[Extracted records]

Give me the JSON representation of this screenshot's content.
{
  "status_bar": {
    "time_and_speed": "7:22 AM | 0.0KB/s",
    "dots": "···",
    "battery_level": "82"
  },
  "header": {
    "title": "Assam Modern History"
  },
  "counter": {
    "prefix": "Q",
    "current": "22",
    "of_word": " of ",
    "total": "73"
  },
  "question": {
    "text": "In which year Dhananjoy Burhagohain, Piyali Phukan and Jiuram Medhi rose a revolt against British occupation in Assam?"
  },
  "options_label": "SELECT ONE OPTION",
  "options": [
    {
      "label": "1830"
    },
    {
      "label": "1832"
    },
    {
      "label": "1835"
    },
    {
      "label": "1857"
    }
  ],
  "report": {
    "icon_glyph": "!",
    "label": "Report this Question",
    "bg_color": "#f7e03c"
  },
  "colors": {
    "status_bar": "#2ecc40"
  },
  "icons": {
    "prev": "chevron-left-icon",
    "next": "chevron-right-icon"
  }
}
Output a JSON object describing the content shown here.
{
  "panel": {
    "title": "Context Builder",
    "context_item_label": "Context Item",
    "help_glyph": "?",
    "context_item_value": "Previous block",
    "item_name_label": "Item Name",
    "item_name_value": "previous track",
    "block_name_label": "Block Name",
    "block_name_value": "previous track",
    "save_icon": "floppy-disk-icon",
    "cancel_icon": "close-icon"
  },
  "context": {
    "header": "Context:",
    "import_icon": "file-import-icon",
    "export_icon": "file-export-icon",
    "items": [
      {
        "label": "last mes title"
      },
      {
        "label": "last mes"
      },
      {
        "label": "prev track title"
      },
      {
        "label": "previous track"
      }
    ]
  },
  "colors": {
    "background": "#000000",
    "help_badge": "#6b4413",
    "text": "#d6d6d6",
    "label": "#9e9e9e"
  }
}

--

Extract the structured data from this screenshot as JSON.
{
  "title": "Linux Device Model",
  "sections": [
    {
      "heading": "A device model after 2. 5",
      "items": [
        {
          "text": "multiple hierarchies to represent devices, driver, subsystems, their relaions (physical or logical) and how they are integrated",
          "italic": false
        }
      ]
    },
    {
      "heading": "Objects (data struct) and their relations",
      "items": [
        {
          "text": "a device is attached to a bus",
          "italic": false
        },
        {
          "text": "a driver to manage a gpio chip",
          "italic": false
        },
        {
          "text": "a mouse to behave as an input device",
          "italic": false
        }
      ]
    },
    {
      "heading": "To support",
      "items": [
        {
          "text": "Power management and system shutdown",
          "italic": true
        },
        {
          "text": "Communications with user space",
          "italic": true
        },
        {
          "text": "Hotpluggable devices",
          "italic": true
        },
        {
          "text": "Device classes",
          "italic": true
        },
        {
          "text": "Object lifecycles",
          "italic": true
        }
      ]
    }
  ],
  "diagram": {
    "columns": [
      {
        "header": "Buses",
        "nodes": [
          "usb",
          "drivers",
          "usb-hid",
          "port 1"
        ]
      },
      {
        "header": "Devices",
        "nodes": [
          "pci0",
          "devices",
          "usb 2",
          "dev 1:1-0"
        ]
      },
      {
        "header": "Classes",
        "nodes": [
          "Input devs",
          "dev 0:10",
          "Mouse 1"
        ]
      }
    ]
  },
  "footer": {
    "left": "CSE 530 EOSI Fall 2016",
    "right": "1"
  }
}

* * *

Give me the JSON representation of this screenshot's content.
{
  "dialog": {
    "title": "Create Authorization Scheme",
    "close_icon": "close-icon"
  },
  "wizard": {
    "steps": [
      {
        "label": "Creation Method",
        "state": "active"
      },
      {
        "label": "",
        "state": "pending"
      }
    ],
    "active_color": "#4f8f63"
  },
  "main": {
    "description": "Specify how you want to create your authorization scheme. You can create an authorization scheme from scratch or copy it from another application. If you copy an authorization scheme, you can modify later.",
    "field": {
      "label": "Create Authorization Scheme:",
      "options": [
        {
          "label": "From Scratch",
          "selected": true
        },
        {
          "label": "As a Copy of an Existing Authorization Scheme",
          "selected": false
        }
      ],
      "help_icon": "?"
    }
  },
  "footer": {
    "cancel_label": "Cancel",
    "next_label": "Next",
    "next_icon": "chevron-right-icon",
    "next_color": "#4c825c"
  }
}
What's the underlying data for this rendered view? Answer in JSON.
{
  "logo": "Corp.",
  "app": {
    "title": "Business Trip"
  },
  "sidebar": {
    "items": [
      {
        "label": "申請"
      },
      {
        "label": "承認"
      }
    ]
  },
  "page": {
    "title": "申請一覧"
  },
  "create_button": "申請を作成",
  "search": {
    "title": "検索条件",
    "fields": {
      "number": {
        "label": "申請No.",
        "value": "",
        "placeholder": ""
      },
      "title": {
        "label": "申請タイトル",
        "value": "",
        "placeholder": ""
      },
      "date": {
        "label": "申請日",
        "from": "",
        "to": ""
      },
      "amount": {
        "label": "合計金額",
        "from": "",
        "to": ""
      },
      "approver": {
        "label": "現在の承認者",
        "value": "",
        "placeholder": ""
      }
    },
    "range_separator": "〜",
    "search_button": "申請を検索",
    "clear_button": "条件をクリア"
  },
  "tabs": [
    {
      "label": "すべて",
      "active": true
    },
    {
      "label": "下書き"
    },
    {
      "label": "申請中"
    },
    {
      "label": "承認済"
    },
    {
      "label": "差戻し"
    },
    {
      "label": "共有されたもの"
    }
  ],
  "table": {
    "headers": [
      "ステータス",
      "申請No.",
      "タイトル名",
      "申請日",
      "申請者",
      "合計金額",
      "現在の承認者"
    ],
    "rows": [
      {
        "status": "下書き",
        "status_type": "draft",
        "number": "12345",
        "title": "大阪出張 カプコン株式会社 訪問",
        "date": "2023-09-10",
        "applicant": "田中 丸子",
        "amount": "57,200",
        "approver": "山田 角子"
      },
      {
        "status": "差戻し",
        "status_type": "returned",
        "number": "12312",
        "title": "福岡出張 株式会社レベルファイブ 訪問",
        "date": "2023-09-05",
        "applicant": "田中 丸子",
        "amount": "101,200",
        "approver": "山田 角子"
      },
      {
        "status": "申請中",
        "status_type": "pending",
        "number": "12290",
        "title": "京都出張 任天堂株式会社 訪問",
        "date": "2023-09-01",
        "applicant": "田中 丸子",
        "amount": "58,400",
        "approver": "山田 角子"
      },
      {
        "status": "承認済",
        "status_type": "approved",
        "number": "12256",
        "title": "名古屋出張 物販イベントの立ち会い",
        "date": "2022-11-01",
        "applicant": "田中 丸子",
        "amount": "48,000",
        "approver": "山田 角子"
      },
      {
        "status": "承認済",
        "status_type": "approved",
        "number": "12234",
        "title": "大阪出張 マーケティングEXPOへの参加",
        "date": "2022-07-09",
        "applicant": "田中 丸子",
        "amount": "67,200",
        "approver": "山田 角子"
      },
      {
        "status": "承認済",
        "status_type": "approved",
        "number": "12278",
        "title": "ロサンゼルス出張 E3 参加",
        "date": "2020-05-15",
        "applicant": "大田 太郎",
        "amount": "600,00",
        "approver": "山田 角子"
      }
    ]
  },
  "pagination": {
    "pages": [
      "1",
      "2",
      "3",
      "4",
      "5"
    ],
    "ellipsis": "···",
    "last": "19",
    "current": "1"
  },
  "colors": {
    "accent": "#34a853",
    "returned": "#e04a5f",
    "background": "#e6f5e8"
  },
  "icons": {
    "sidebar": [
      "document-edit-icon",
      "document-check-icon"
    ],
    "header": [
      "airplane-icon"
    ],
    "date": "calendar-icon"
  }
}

» Aim of the task: Copy out each line in the preceding records that contains "background".

» Solution for this task:
    "background": "#000000",
    "background": "#e6f5e8"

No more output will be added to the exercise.